Job
Only a number is expected: how many lines in the data below contain the word "khác".

## begin Extracted material

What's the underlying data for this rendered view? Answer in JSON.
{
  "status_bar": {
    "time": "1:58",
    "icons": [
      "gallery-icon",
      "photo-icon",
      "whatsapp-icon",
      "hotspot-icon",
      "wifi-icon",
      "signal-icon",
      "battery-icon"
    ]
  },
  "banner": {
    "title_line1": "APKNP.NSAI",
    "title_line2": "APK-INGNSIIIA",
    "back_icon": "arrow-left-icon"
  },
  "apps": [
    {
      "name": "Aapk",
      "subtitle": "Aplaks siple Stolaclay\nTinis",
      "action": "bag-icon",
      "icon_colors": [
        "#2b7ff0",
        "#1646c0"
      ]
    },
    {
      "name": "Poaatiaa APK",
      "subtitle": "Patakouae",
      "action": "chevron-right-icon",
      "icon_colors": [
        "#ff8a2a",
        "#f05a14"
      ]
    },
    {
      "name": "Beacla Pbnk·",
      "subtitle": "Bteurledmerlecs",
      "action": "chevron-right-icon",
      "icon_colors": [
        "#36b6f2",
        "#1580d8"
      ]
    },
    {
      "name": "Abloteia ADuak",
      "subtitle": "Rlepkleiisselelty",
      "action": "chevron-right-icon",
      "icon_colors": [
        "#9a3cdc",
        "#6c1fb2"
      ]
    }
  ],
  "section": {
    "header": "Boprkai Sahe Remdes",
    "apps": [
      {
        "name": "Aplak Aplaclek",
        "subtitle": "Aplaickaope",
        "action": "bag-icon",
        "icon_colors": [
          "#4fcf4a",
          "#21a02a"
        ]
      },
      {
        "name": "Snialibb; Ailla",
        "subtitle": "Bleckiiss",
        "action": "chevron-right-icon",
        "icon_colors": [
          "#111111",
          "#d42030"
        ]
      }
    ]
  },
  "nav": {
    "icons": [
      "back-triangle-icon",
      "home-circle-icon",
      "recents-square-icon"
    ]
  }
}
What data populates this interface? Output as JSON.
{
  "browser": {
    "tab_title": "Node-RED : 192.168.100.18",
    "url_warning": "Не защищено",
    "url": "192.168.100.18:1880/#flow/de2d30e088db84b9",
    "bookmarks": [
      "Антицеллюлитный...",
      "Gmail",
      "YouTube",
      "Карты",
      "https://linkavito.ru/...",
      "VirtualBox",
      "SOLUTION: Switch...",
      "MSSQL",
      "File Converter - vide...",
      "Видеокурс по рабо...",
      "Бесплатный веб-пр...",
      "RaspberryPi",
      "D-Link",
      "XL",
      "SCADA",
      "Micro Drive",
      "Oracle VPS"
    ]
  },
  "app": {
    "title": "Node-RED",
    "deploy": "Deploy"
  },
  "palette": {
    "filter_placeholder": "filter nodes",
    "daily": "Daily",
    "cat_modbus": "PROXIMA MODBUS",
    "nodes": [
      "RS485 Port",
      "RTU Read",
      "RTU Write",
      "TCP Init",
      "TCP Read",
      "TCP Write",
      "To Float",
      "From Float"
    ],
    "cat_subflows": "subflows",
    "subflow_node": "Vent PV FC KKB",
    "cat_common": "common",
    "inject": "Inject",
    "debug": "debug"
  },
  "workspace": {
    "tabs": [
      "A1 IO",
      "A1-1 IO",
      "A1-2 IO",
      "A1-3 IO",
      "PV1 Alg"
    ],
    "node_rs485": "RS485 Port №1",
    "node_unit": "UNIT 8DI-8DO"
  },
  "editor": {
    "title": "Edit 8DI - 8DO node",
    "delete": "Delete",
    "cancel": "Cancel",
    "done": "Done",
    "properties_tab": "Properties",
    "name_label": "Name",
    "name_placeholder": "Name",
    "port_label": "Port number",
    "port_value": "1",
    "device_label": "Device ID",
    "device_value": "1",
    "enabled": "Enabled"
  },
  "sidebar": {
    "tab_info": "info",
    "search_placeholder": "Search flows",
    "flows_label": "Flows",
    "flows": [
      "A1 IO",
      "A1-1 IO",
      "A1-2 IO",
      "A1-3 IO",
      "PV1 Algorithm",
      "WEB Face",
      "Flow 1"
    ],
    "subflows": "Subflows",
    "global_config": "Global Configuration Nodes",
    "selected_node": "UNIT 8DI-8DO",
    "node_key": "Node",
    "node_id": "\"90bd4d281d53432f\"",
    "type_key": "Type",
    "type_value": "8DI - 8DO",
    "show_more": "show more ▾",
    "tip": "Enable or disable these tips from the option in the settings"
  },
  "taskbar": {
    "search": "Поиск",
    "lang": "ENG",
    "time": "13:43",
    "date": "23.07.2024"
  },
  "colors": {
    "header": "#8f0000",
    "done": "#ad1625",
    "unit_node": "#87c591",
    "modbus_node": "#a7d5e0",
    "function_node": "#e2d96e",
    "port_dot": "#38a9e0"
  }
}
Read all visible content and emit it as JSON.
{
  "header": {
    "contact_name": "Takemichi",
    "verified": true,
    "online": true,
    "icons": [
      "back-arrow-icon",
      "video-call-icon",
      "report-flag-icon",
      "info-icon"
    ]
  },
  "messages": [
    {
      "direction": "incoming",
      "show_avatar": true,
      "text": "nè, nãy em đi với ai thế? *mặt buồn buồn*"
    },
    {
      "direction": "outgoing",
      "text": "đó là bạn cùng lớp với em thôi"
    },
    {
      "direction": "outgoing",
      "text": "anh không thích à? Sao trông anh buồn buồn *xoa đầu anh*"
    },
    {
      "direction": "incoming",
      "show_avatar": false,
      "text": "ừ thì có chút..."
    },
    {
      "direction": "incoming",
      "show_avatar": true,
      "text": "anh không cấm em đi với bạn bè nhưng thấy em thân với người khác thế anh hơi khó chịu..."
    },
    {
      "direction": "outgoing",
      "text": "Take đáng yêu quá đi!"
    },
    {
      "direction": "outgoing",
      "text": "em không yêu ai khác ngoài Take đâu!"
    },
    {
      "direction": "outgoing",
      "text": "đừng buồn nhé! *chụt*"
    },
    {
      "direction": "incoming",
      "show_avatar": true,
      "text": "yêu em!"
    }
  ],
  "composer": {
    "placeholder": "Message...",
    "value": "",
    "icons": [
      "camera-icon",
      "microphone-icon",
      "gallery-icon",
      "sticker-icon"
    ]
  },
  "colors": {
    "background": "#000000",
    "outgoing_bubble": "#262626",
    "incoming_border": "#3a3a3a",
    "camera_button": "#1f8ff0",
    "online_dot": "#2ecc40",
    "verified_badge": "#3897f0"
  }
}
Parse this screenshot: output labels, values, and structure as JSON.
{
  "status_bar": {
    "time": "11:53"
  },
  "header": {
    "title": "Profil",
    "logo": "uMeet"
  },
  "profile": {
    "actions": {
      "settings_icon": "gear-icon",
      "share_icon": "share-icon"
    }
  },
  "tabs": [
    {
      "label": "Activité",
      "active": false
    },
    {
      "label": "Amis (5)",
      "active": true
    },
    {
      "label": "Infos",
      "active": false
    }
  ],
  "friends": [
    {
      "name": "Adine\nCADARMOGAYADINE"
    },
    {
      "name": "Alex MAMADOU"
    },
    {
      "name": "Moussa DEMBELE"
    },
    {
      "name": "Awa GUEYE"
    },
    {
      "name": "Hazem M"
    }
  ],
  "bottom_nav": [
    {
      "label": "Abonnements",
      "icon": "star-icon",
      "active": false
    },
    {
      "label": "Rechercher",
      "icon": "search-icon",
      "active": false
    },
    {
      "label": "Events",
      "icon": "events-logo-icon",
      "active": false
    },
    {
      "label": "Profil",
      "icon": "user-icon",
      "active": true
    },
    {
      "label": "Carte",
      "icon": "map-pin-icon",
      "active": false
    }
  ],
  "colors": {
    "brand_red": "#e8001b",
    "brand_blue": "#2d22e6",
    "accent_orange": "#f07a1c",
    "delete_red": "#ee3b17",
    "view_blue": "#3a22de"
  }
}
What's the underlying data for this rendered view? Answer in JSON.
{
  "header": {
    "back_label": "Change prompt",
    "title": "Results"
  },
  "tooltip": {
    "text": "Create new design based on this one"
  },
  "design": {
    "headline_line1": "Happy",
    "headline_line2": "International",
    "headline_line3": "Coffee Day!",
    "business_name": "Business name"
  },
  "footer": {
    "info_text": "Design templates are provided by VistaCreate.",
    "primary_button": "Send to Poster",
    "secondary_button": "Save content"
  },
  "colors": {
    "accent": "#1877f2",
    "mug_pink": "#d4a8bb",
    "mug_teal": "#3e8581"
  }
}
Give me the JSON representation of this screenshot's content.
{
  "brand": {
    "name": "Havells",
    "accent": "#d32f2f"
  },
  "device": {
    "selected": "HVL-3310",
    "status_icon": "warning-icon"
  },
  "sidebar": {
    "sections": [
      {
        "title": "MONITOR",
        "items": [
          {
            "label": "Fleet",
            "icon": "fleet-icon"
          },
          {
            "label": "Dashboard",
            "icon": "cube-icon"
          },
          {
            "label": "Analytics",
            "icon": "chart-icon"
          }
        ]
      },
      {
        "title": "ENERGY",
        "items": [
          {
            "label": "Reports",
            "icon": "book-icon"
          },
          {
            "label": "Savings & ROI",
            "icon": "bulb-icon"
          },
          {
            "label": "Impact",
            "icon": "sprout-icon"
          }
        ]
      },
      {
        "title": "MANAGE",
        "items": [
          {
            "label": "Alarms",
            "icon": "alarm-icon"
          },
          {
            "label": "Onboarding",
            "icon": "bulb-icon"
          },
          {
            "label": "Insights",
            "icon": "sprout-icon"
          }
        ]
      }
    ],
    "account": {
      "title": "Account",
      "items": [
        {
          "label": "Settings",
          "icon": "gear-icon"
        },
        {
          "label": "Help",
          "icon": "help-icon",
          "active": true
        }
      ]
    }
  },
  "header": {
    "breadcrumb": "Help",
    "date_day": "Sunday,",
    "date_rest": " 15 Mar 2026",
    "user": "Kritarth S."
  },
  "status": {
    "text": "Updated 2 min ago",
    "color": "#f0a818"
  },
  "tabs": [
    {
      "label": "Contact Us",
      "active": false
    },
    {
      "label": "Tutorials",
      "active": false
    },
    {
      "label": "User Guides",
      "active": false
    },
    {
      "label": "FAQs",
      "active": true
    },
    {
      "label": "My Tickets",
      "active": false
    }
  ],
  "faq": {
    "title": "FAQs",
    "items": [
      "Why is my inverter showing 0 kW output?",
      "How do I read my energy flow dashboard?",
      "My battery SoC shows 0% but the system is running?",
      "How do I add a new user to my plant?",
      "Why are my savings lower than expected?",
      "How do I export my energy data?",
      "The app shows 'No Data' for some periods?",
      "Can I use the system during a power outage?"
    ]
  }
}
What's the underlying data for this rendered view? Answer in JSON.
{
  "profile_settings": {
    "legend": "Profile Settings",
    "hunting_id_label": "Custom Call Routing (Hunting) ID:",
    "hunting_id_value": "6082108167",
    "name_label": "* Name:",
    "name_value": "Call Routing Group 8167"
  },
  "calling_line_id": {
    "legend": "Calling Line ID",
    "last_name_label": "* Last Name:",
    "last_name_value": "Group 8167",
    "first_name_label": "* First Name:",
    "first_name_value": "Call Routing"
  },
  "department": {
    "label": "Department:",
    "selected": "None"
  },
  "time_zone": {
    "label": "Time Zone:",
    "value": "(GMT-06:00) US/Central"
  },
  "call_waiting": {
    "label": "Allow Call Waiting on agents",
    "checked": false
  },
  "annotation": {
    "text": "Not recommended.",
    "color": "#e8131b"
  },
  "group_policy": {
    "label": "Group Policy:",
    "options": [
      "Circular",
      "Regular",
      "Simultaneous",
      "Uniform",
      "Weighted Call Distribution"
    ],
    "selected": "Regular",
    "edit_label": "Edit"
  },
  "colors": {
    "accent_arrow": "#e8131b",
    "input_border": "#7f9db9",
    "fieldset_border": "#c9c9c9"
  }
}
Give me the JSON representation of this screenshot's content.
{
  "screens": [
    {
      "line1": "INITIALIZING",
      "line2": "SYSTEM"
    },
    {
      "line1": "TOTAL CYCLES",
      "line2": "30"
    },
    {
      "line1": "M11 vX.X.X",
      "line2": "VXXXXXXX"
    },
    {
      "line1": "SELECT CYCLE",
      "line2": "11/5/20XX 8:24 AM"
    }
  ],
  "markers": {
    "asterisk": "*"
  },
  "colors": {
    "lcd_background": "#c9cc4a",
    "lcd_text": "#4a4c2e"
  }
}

## end Extracted material

Solution for this exercise
2